_THE EXERCISE_
Extract each line of the data and write it out again exactly.

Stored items
■ ■ ■ ■ ■

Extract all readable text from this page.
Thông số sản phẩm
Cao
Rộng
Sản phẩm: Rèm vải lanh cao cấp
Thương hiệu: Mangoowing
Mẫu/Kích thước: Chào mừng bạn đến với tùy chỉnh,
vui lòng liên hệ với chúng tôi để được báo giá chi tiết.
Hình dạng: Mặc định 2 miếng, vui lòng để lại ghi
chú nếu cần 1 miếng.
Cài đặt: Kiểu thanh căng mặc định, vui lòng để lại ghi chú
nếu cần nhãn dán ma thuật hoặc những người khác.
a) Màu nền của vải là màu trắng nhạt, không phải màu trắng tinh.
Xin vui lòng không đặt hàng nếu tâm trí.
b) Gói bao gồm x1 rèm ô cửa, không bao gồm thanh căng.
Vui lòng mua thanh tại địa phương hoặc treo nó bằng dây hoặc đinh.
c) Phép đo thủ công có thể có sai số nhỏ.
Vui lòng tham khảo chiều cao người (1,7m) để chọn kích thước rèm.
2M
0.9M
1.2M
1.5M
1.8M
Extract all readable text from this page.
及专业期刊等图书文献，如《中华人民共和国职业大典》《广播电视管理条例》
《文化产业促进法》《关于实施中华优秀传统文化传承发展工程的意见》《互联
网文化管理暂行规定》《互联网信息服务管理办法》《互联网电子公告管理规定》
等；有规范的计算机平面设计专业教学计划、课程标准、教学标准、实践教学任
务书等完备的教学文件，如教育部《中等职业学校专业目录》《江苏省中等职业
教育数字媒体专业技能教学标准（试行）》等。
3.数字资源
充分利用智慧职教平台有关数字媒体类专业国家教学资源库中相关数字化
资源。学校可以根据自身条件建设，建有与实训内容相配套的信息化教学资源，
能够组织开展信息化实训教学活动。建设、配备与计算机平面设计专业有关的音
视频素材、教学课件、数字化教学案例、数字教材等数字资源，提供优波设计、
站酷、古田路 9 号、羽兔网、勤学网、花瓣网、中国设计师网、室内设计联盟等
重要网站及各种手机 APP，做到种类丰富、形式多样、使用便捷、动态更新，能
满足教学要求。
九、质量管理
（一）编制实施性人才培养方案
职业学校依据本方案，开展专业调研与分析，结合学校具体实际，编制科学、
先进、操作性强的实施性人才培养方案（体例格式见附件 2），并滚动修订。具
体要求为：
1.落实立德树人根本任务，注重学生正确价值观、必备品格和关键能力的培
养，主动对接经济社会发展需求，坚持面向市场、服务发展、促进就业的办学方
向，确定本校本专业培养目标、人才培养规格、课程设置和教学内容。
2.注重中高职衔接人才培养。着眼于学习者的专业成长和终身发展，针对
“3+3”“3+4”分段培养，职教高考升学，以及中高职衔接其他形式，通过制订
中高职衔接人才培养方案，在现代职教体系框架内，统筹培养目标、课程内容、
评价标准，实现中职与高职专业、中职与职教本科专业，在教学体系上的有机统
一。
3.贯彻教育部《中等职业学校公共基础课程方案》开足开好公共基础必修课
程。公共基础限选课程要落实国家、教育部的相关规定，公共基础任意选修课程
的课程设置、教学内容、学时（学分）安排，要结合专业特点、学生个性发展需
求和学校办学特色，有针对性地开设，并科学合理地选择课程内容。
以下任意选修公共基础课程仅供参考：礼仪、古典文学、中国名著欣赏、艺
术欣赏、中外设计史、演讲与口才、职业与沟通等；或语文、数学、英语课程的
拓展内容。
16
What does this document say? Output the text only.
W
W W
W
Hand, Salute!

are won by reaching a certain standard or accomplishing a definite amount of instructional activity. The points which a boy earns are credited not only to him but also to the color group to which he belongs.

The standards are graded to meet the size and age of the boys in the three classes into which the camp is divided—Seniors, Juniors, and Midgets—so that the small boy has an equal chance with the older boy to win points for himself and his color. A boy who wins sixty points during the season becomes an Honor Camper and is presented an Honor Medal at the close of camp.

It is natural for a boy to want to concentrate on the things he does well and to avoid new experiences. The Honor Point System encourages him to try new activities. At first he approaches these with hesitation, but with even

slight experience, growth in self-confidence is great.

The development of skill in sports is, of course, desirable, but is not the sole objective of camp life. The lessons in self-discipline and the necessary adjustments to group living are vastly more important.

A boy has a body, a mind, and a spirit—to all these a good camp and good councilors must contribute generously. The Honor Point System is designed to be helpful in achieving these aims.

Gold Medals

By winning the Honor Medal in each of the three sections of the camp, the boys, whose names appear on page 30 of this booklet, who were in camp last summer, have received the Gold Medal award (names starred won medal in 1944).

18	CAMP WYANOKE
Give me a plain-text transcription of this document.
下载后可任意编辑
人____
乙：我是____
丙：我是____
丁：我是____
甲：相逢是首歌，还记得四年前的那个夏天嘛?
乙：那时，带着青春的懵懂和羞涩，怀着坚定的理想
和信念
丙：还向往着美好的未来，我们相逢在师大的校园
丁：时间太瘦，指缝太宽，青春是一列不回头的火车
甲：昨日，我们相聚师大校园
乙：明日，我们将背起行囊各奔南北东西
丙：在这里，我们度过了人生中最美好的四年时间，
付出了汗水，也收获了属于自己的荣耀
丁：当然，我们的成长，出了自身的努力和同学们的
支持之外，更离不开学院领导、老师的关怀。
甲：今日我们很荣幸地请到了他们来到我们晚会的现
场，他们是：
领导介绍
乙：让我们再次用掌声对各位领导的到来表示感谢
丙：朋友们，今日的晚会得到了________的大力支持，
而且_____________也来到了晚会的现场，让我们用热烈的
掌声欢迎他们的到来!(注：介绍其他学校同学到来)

■ ■ ■ ■ ■

_ANSWER FOR THIS EXERCISE_
Extract all readable text from this page.
Thông số sản phẩm
Cao
Rộng
Sản phẩm: Rèm vải lanh cao cấp
Thương hiệu: Mangoowing
Mẫu/Kích thước: Chào mừng bạn đến với tùy chỉnh,
vui lòng liên hệ với chúng tôi để được báo giá chi tiết.
Hình dạng: Mặc định 2 miếng, vui lòng để lại ghi
chú nếu cần 1 miếng.
Cài đặt: Kiểu thanh căng mặc định, vui lòng để lại ghi chú
nếu cần nhãn dán ma thuật hoặc những người khác.
a) Màu nền của vải là màu trắng nhạt, không phải màu trắng tinh.
Xin vui lòng không đặt hàng nếu tâm trí.
b) Gói bao gồm x1 rèm ô cửa, không bao gồm thanh căng.
Vui lòng mua thanh tại địa phương hoặc treo nó bằng dây hoặc đinh.
c) Phép đo thủ công có thể có sai số nhỏ.
Vui lòng tham khảo chiều cao người (1,7m) để chọn kích thước rèm.
2M
0.9M
1.2M
1.5M
1.8M
Extract all readable text from this page.
及专业期刊等图书文献，如《中华人民共和国职业大典》《广播电视管理条例》
《文化产业促进法》《关于实施中华优秀传统文化传承发展工程的意见》《互联
网文化管理暂行规定》《互联网信息服务管理办法》《互联网电子公告管理规定》
等；有规范的计算机平面设计专业教学计划、课程标准、教学标准、实践教学任
务书等完备的教学文件，如教育部《中等职业学校专业目录》《江苏省中等职业
教育数字媒体专业技能教学标准（试行）》等。
3.数字资源
充分利用智慧职教平台有关数字媒体类专业国家教学资源库中相关数字化
资源。学校可以根据自身条件建设，建有与实训内容相配套的信息化教学资源，
能够组织开展信息化实训教学活动。建设、配备与计算机平面设计专业有关的音
视频素材、教学课件、数字化教学案例、数字教材等数字资源，提供优波设计、
站酷、古田路 9 号、羽兔网、勤学网、花瓣网、中国设计师网、室内设计联盟等
重要网站及各种手机 APP，做到种类丰富、形式多样、使用便捷、动态更新，能
满足教学要求。
九、质量管理
（一）编制实施性人才培养方案
职业学校依据本方案，开展专业调研与分析，结合学校具体实际，编制科学、
先进、操作性强的实施性人才培养方案（体例格式见附件 2），并滚动修订。具
体要求为：
1.落实立德树人根本任务，注重学生正确价值观、必备品格和关键能力的培
养，主动对接经济社会发展需求，坚持面向市场、服务发展、促进就业的办学方
向，确定本校本专业培养目标、人才培养规格、课程设置和教学内容。
2.注重中高职衔接人才培养。着眼于学习者的专业成长和终身发展，针对
“3+3”“3+4”分段培养，职教高考升学，以及中高职衔接其他形式，通过制订
中高职衔接人才培养方案，在现代职教体系框架内，统筹培养目标、课程内容、
评价标准，实现中职与高职专业、中职与职教本科专业，在教学体系上的有机统
一。
3.贯彻教育部《中等职业学校公共基础课程方案》开足开好公共基础必修课
程。公共基础限选课程要落实国家、教育部的相关规定，公共基础任意选修课程
的课程设置、教学内容、学时（学分）安排，要结合专业特点、学生个性发展需
求和学校办学特色，有针对性地开设，并科学合理地选择课程内容。
以下任意选修公共基础课程仅供参考：礼仪、古典文学、中国名著欣赏、艺
术欣赏、中外设计史、演讲与口才、职业与沟通等；或语文、数学、英语课程的
拓展内容。
16
What does this document say? Output the text only.
W
W W
W
Hand, Salute!

are won by reaching a certain standard or accomplishing a definite amount of instructional activity. The points which a boy earns are credited not only to him but also to the color group to which he belongs.

The standards are graded to meet the size and age of the boys in the three classes into which the camp is divided—Seniors, Juniors, and Midgets—so that the small boy has an equal chance with the older boy to win points for himself and his color. A boy who wins sixty points during the season becomes an Honor Camper and is presented an Honor Medal at the close of camp.

It is natural for a boy to want to concentrate on the things he does well and to avoid new experiences. The Honor Point System encourages him to try new activities. At first he approaches these with hesitation, but with even

slight experience, growth in self-confidence is great.

The development of skill in sports is, of course, desirable, but is not the sole objective of camp life. The lessons in self-discipline and the necessary adjustments to group living are vastly more important.

A boy has a body, a mind, and a spirit—to all these a good camp and good councilors must contribute generously. The Honor Point System is designed to be helpful in achieving these aims.

Gold Medals

By winning the Honor Medal in each of the three sections of the camp, the boys, whose names appear on page 30 of this booklet, who were in camp last summer, have received the Gold Medal award (names starred won medal in 1944).

18	CAMP WYANOKE
Give me a plain-text transcription of this document.
下载后可任意编辑
人____
乙：我是____
丙：我是____
丁：我是____
甲：相逢是首歌，还记得四年前的那个夏天嘛?
乙：那时，带着青春的懵懂和羞涩，怀着坚定的理想
和信念
丙：还向往着美好的未来，我们相逢在师大的校园
丁：时间太瘦，指缝太宽，青春是一列不回头的火车
甲：昨日，我们相聚师大校园
乙：明日，我们将背起行囊各奔南北东西
丙：在这里，我们度过了人生中最美好的四年时间，
付出了汗水，也收获了属于自己的荣耀
丁：当然，我们的成长，出了自身的努力和同学们的
支持之外，更离不开学院领导、老师的关怀。
甲：今日我们很荣幸地请到了他们来到我们晚会的现
场，他们是：
领导介绍
乙：让我们再次用掌声对各位领导的到来表示感谢
丙：朋友们，今日的晚会得到了________的大力支持，
而且_____________也来到了晚会的现场，让我们用热烈的
掌声欢迎他们的到来!(注：介绍其他学校同学到来)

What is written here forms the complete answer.